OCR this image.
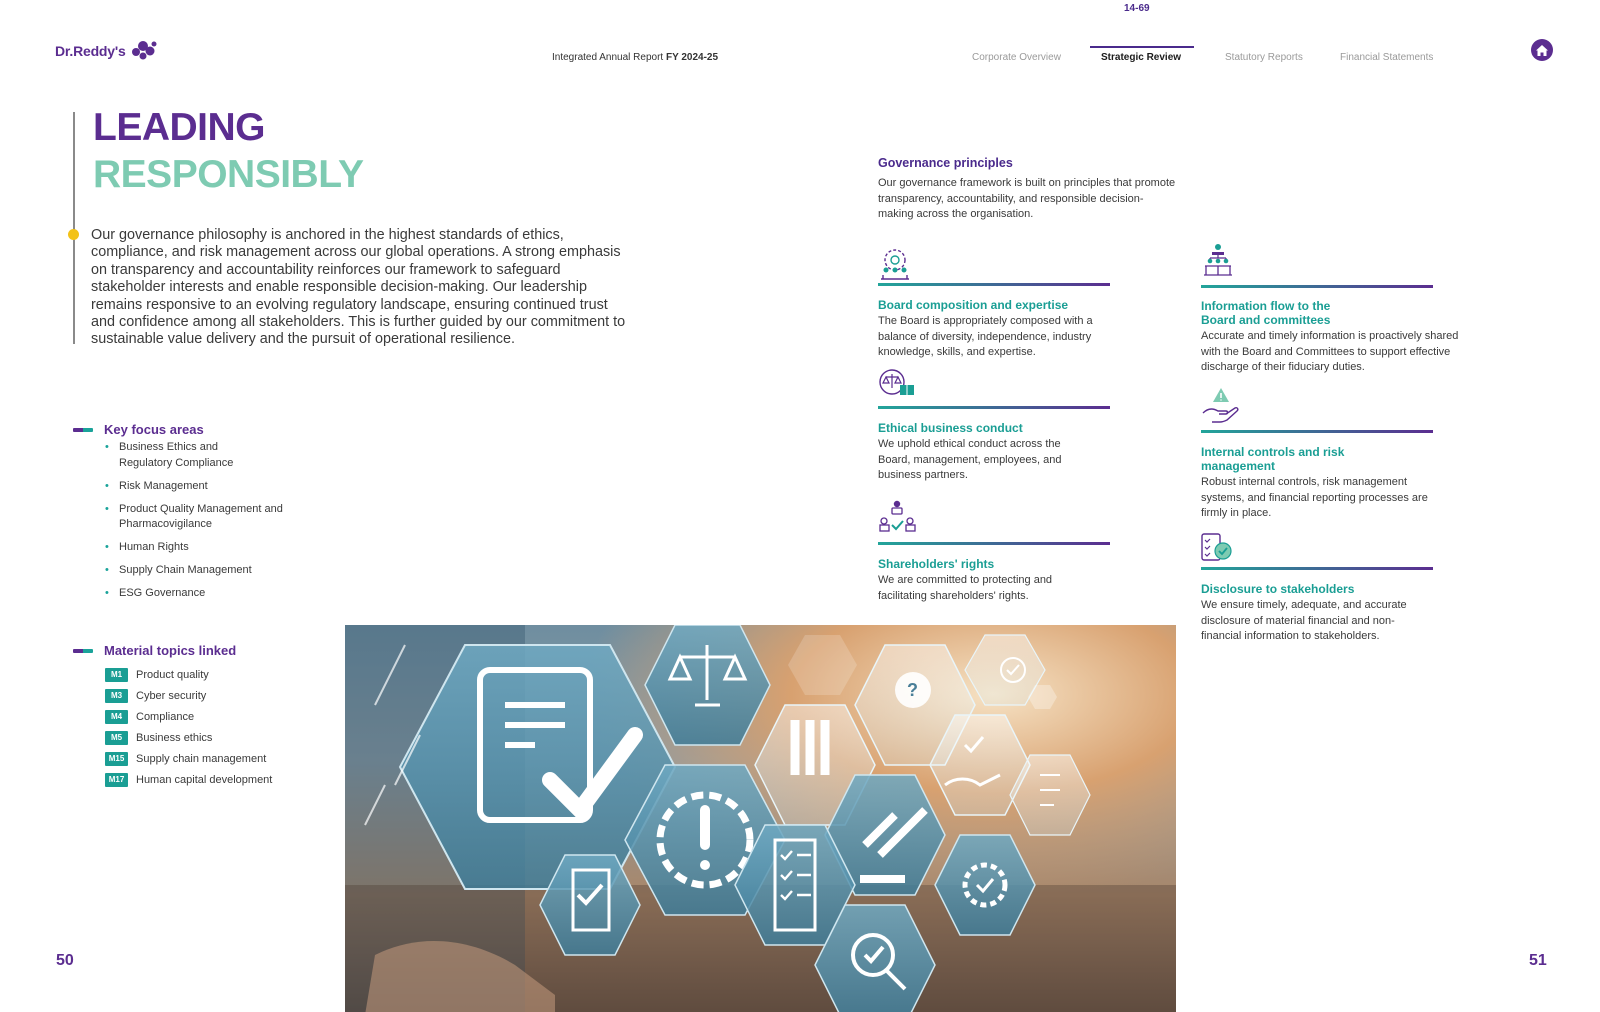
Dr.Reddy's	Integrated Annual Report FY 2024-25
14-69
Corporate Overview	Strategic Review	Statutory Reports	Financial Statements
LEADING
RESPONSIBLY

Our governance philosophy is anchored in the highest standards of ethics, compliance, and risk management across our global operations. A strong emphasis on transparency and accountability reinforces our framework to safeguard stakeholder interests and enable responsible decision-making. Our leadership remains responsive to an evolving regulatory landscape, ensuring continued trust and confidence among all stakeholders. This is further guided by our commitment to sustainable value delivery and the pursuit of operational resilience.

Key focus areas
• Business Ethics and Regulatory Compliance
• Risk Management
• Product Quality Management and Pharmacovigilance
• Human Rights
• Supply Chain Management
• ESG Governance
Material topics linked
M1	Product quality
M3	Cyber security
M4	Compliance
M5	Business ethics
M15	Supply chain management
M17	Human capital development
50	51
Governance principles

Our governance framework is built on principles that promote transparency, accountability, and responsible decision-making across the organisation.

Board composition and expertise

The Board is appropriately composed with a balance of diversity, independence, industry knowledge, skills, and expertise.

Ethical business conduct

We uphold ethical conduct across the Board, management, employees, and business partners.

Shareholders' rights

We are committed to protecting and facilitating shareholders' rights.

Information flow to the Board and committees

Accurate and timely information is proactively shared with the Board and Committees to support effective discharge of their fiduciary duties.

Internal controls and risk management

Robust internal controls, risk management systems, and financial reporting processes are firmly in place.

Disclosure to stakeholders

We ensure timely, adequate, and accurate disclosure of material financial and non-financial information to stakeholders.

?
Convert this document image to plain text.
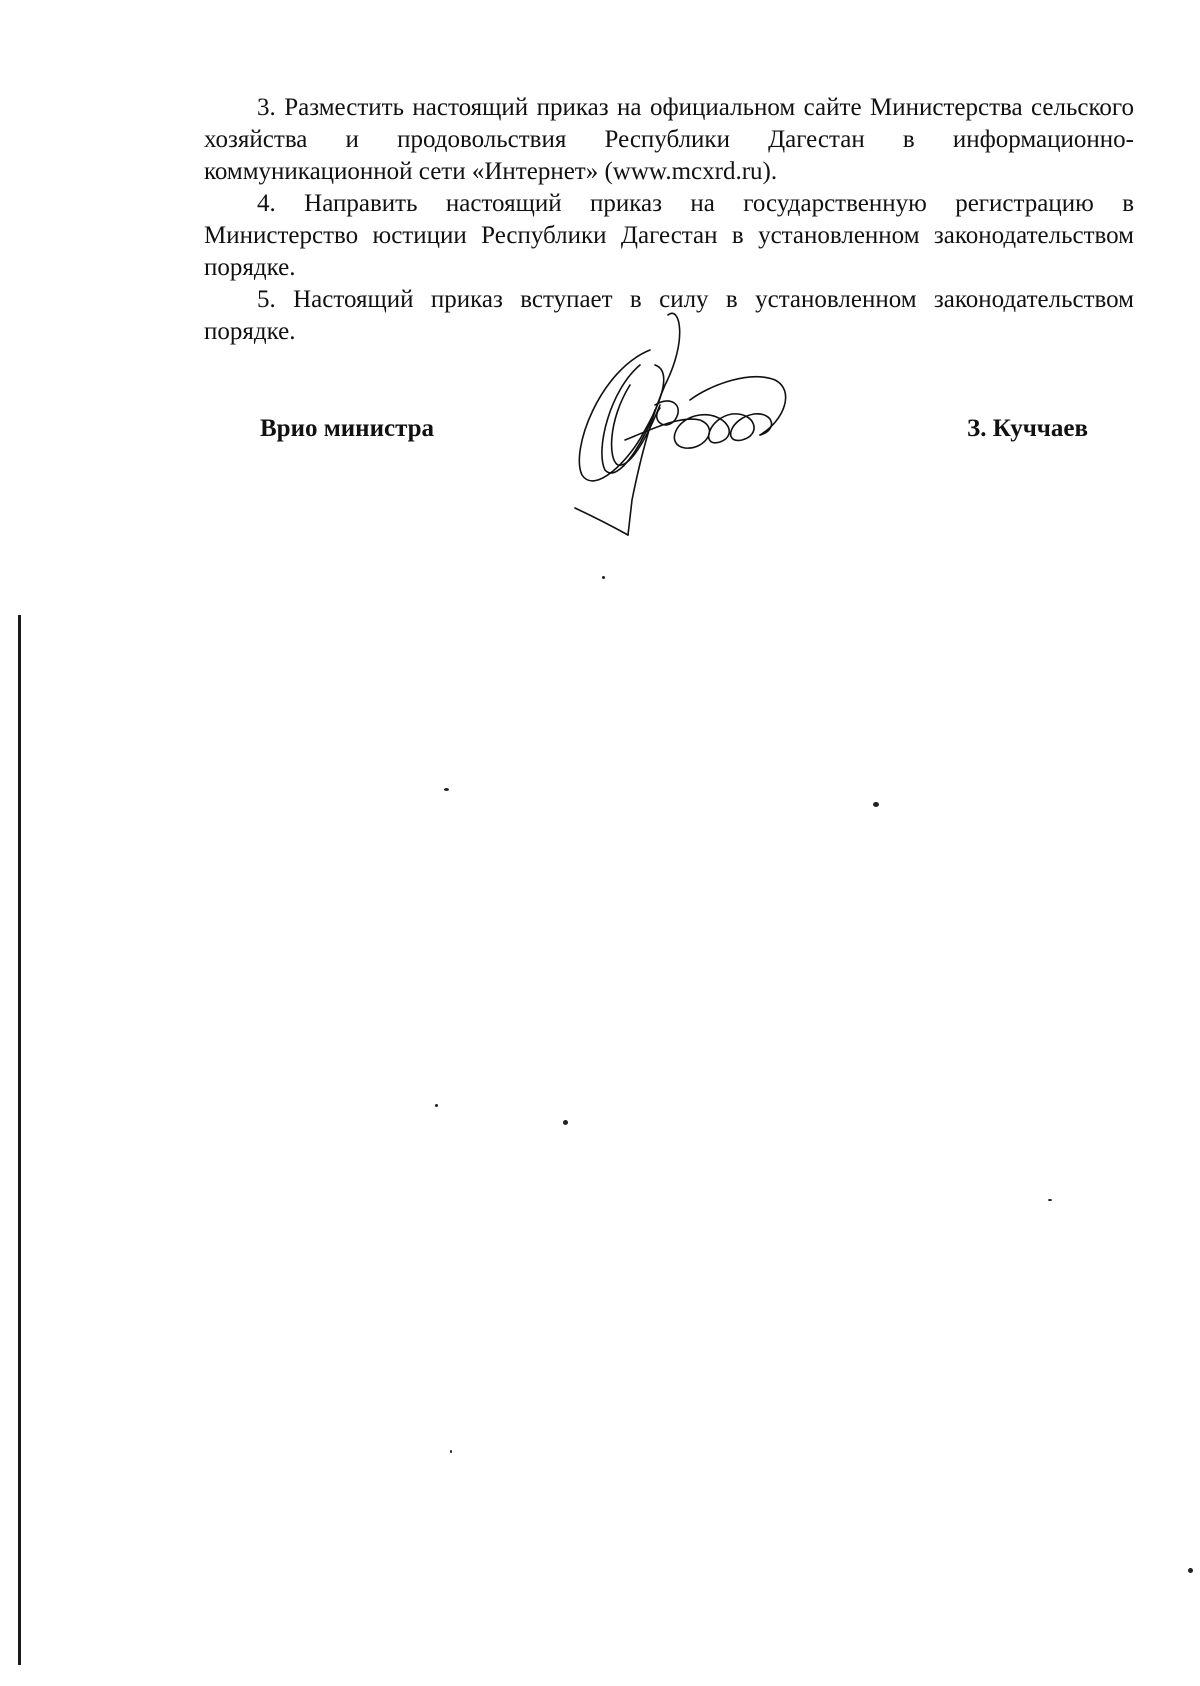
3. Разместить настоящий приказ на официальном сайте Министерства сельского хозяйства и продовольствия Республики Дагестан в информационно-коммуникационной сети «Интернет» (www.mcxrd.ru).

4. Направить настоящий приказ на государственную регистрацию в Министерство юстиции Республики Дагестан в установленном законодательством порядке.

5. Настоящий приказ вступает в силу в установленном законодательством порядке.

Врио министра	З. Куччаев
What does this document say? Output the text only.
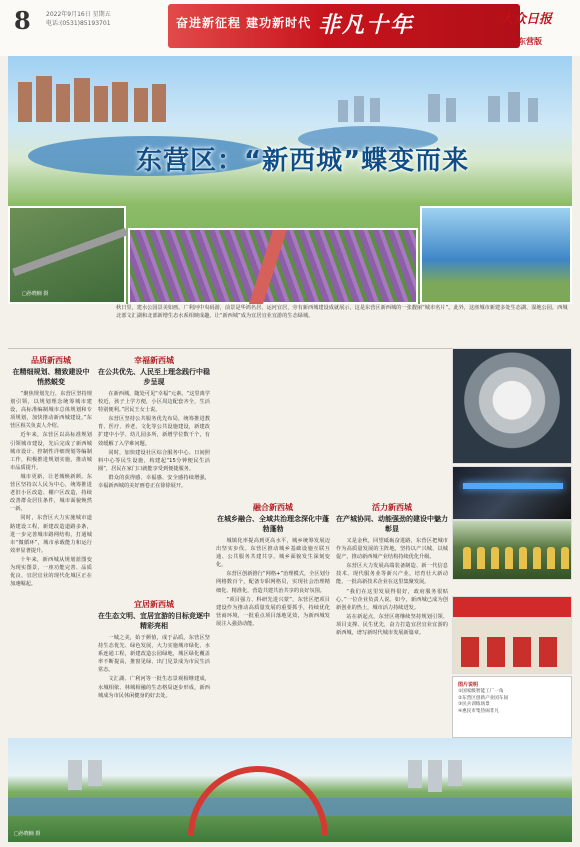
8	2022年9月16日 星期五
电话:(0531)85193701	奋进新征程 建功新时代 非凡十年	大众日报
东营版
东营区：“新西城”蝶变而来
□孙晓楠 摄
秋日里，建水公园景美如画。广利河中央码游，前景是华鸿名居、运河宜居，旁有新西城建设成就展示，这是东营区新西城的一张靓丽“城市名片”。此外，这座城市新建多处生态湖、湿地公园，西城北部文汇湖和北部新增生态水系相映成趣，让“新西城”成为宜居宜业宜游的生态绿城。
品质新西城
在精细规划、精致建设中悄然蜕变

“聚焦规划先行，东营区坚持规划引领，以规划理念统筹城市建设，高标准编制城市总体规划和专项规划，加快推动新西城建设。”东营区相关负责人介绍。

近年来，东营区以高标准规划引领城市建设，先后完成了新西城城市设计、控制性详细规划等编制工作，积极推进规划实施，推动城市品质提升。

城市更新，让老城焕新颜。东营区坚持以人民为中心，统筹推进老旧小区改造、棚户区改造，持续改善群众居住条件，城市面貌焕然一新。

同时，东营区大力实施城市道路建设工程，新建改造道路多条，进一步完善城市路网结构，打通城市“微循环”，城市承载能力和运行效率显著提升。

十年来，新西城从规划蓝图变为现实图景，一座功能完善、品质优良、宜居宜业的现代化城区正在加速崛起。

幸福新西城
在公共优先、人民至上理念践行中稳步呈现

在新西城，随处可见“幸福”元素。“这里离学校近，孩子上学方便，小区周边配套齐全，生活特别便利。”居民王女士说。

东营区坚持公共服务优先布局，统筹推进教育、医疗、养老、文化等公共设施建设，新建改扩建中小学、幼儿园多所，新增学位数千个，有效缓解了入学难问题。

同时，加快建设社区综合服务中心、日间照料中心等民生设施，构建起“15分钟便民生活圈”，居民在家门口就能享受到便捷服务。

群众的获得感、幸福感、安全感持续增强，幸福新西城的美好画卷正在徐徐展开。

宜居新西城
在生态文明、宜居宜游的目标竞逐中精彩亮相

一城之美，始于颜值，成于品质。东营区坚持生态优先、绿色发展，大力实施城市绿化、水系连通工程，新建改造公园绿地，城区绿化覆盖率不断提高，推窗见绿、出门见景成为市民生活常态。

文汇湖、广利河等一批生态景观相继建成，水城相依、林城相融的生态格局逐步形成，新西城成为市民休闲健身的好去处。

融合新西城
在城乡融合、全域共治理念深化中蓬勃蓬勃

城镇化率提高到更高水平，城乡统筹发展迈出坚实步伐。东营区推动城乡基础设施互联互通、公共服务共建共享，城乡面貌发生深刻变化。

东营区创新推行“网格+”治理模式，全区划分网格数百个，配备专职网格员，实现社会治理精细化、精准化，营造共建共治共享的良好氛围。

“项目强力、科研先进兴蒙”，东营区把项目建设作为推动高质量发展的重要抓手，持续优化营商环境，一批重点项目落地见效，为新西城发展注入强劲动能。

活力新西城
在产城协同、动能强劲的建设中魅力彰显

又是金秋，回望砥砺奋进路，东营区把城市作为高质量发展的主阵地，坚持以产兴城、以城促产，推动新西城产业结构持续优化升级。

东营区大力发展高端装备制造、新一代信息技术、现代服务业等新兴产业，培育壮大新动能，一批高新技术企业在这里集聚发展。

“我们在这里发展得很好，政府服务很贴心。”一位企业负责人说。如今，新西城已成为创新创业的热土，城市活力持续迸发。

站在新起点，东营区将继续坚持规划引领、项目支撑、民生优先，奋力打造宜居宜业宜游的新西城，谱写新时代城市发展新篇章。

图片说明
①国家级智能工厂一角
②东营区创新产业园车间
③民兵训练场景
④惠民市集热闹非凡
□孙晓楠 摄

> **What the exercise asks**: List all lines in the material containing the string "image".

> **Finished task**:
OCR this image.
Convert this document image to plain text.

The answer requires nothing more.